───── DATASET EXTRACT ─────

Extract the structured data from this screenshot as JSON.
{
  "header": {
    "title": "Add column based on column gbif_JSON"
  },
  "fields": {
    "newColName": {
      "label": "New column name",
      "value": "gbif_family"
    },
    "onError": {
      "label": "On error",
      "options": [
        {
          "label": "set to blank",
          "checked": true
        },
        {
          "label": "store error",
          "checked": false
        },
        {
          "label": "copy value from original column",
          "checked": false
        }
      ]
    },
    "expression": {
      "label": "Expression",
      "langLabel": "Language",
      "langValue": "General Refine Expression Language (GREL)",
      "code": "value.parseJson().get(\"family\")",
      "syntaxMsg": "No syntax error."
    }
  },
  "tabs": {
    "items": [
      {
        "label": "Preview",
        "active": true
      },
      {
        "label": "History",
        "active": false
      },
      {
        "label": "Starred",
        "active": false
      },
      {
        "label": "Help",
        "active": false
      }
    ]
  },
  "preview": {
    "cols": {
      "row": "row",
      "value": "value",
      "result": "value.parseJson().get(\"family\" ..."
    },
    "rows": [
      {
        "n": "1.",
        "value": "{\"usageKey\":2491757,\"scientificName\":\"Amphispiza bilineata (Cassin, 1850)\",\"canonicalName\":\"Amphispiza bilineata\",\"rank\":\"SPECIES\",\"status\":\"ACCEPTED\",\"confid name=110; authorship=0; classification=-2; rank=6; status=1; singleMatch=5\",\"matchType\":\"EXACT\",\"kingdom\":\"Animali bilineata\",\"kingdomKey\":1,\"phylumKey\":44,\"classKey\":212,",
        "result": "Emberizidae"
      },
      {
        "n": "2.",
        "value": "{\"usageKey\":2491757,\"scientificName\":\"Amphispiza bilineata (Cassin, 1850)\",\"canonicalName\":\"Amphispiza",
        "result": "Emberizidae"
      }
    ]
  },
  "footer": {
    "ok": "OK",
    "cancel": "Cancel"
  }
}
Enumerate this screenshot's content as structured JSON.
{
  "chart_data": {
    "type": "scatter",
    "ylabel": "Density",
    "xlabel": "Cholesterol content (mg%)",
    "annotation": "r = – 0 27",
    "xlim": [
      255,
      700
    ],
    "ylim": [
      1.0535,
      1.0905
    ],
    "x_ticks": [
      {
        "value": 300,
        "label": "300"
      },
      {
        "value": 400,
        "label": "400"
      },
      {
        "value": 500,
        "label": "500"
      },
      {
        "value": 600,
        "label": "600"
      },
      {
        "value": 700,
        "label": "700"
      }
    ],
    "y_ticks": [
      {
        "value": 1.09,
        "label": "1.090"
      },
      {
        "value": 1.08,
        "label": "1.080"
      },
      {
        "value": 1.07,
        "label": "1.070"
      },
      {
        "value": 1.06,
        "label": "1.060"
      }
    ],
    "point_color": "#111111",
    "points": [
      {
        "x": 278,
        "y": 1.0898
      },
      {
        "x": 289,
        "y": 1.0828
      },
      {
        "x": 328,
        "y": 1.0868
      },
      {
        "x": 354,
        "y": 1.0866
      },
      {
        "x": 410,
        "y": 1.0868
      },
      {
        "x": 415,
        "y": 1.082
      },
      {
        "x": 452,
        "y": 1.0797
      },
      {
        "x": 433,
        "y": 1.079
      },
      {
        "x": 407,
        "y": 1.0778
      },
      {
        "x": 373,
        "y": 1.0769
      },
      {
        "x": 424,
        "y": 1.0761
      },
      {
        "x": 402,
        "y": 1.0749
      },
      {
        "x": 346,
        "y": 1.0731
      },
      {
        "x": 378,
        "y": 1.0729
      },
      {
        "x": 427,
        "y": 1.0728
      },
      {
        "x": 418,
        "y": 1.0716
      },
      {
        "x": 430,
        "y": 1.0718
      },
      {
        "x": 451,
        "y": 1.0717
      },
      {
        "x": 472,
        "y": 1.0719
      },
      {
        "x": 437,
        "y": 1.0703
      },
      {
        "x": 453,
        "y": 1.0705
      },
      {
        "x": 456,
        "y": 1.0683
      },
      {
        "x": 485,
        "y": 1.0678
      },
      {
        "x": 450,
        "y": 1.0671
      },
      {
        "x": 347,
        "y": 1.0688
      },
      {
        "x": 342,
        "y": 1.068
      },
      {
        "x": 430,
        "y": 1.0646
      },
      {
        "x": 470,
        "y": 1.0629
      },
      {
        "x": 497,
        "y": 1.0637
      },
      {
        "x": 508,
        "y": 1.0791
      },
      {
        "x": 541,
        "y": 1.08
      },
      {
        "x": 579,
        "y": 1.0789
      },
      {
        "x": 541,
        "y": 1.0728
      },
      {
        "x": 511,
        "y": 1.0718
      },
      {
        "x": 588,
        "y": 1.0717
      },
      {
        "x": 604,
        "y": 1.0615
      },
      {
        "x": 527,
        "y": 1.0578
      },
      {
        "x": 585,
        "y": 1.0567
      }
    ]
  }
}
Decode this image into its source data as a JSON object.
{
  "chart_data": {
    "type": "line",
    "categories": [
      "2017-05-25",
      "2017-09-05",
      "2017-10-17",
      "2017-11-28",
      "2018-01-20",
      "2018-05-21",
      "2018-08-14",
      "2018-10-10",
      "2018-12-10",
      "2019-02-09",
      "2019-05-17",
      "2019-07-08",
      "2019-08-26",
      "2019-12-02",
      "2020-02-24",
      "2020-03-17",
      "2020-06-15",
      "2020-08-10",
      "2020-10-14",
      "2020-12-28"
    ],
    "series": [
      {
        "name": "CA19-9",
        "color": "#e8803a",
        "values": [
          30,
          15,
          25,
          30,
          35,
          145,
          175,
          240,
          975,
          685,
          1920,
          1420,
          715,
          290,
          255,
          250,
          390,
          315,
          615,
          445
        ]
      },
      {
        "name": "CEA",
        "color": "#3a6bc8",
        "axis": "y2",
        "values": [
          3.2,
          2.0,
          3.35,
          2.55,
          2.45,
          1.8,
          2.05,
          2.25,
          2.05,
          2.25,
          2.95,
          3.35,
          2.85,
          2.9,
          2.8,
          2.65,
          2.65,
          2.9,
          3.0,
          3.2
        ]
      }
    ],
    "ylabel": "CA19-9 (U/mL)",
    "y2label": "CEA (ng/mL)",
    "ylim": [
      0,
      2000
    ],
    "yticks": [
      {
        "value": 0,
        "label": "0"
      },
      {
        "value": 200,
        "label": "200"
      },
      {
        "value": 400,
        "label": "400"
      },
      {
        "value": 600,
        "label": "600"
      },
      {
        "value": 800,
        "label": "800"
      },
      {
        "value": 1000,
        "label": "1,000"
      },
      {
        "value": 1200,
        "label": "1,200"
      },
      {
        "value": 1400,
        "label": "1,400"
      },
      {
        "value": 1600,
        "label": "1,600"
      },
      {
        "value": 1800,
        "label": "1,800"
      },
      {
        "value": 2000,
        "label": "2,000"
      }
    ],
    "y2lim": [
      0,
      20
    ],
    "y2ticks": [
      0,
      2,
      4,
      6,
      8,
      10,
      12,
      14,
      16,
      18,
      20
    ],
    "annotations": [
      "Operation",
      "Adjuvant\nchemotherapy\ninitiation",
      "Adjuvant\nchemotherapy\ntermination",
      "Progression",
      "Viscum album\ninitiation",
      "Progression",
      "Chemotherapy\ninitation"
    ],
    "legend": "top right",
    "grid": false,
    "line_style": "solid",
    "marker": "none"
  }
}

─────

AIM OF THE TASK: Set down all of the entries exactly, please.

EXPECTED OUTPUT:
Extract the structured data from this screenshot as JSON.
{
  "header": {
    "title": "Add column based on column gbif_JSON"
  },
  "fields": {
    "newColName": {
      "label": "New column name",
      "value": "gbif_family"
    },
    "onError": {
      "label": "On error",
      "options": [
        {
          "label": "set to blank",
          "checked": true
        },
        {
          "label": "store error",
          "checked": false
        },
        {
          "label": "copy value from original column",
          "checked": false
        }
      ]
    },
    "expression": {
      "label": "Expression",
      "langLabel": "Language",
      "langValue": "General Refine Expression Language (GREL)",
      "code": "value.parseJson().get(\"family\")",
      "syntaxMsg": "No syntax error."
    }
  },
  "tabs": {
    "items": [
      {
        "label": "Preview",
        "active": true
      },
      {
        "label": "History",
        "active": false
      },
      {
        "label": "Starred",
        "active": false
      },
      {
        "label": "Help",
        "active": false
      }
    ]
  },
  "preview": {
    "cols": {
      "row": "row",
      "value": "value",
      "result": "value.parseJson().get(\"family\" ..."
    },
    "rows": [
      {
        "n": "1.",
        "value": "{\"usageKey\":2491757,\"scientificName\":\"Amphispiza bilineata (Cassin, 1850)\",\"canonicalName\":\"Amphispiza bilineata\",\"rank\":\"SPECIES\",\"status\":\"ACCEPTED\",\"confid name=110; authorship=0; classification=-2; rank=6; status=1; singleMatch=5\",\"matchType\":\"EXACT\",\"kingdom\":\"Animali bilineata\",\"kingdomKey\":1,\"phylumKey\":44,\"classKey\":212,",
        "result": "Emberizidae"
      },
      {
        "n": "2.",
        "value": "{\"usageKey\":2491757,\"scientificName\":\"Amphispiza bilineata (Cassin, 1850)\",\"canonicalName\":\"Amphispiza",
        "result": "Emberizidae"
      }
    ]
  },
  "footer": {
    "ok": "OK",
    "cancel": "Cancel"
  }
}
Enumerate this screenshot's content as structured JSON.
{
  "chart_data": {
    "type": "scatter",
    "ylabel": "Density",
    "xlabel": "Cholesterol content (mg%)",
    "annotation": "r = – 0 27",
    "xlim": [
      255,
      700
    ],
    "ylim": [
      1.0535,
      1.0905
    ],
    "x_ticks": [
      {
        "value": 300,
        "label": "300"
      },
      {
        "value": 400,
        "label": "400"
      },
      {
        "value": 500,
        "label": "500"
      },
      {
        "value": 600,
        "label": "600"
      },
      {
        "value": 700,
        "label": "700"
      }
    ],
    "y_ticks": [
      {
        "value": 1.09,
        "label": "1.090"
      },
      {
        "value": 1.08,
        "label": "1.080"
      },
      {
        "value": 1.07,
        "label": "1.070"
      },
      {
        "value": 1.06,
        "label": "1.060"
      }
    ],
    "point_color": "#111111",
    "points": [
      {
        "x": 278,
        "y": 1.0898
      },
      {
        "x": 289,
        "y": 1.0828
      },
      {
        "x": 328,
        "y": 1.0868
      },
      {
        "x": 354,
        "y": 1.0866
      },
      {
        "x": 410,
        "y": 1.0868
      },
      {
        "x": 415,
        "y": 1.082
      },
      {
        "x": 452,
        "y": 1.0797
      },
      {
        "x": 433,
        "y": 1.079
      },
      {
        "x": 407,
        "y": 1.0778
      },
      {
        "x": 373,
        "y": 1.0769
      },
      {
        "x": 424,
        "y": 1.0761
      },
      {
        "x": 402,
        "y": 1.0749
      },
      {
        "x": 346,
        "y": 1.0731
      },
      {
        "x": 378,
        "y": 1.0729
      },
      {
        "x": 427,
        "y": 1.0728
      },
      {
        "x": 418,
        "y": 1.0716
      },
      {
        "x": 430,
        "y": 1.0718
      },
      {
        "x": 451,
        "y": 1.0717
      },
      {
        "x": 472,
        "y": 1.0719
      },
      {
        "x": 437,
        "y": 1.0703
      },
      {
        "x": 453,
        "y": 1.0705
      },
      {
        "x": 456,
        "y": 1.0683
      },
      {
        "x": 485,
        "y": 1.0678
      },
      {
        "x": 450,
        "y": 1.0671
      },
      {
        "x": 347,
        "y": 1.0688
      },
      {
        "x": 342,
        "y": 1.068
      },
      {
        "x": 430,
        "y": 1.0646
      },
      {
        "x": 470,
        "y": 1.0629
      },
      {
        "x": 497,
        "y": 1.0637
      },
      {
        "x": 508,
        "y": 1.0791
      },
      {
        "x": 541,
        "y": 1.08
      },
      {
        "x": 579,
        "y": 1.0789
      },
      {
        "x": 541,
        "y": 1.0728
      },
      {
        "x": 511,
        "y": 1.0718
      },
      {
        "x": 588,
        "y": 1.0717
      },
      {
        "x": 604,
        "y": 1.0615
      },
      {
        "x": 527,
        "y": 1.0578
      },
      {
        "x": 585,
        "y": 1.0567
      }
    ]
  }
}
Decode this image into its source data as a JSON object.
{
  "chart_data": {
    "type": "line",
    "categories": [
      "2017-05-25",
      "2017-09-05",
      "2017-10-17",
      "2017-11-28",
      "2018-01-20",
      "2018-05-21",
      "2018-08-14",
      "2018-10-10",
      "2018-12-10",
      "2019-02-09",
      "2019-05-17",
      "2019-07-08",
      "2019-08-26",
      "2019-12-02",
      "2020-02-24",
      "2020-03-17",
      "2020-06-15",
      "2020-08-10",
      "2020-10-14",
      "2020-12-28"
    ],
    "series": [
      {
        "name": "CA19-9",
        "color": "#e8803a",
        "values": [
          30,
          15,
          25,
          30,
          35,
          145,
          175,
          240,
          975,
          685,
          1920,
          1420,
          715,
          290,
          255,
          250,
          390,
          315,
          615,
          445
        ]
      },
      {
        "name": "CEA",
        "color": "#3a6bc8",
        "axis": "y2",
        "values": [
          3.2,
          2.0,
          3.35,
          2.55,
          2.45,
          1.8,
          2.05,
          2.25,
          2.05,
          2.25,
          2.95,
          3.35,
          2.85,
          2.9,
          2.8,
          2.65,
          2.65,
          2.9,
          3.0,
          3.2
        ]
      }
    ],
    "ylabel": "CA19-9 (U/mL)",
    "y2label": "CEA (ng/mL)",
    "ylim": [
      0,
      2000
    ],
    "yticks": [
      {
        "value": 0,
        "label": "0"
      },
      {
        "value": 200,
        "label": "200"
      },
      {
        "value": 400,
        "label": "400"
      },
      {
        "value": 600,
        "label": "600"
      },
      {
        "value": 800,
        "label": "800"
      },
      {
        "value": 1000,
        "label": "1,000"
      },
      {
        "value": 1200,
        "label": "1,200"
      },
      {
        "value": 1400,
        "label": "1,400"
      },
      {
        "value": 1600,
        "label": "1,600"
      },
      {
        "value": 1800,
        "label": "1,800"
      },
      {
        "value": 2000,
        "label": "2,000"
      }
    ],
    "y2lim": [
      0,
      20
    ],
    "y2ticks": [
      0,
      2,
      4,
      6,
      8,
      10,
      12,
      14,
      16,
      18,
      20
    ],
    "annotations": [
      "Operation",
      "Adjuvant\nchemotherapy\ninitiation",
      "Adjuvant\nchemotherapy\ntermination",
      "Progression",
      "Viscum album\ninitiation",
      "Progression",
      "Chemotherapy\ninitation"
    ],
    "legend": "top right",
    "grid": false,
    "line_style": "solid",
    "marker": "none"
  }
}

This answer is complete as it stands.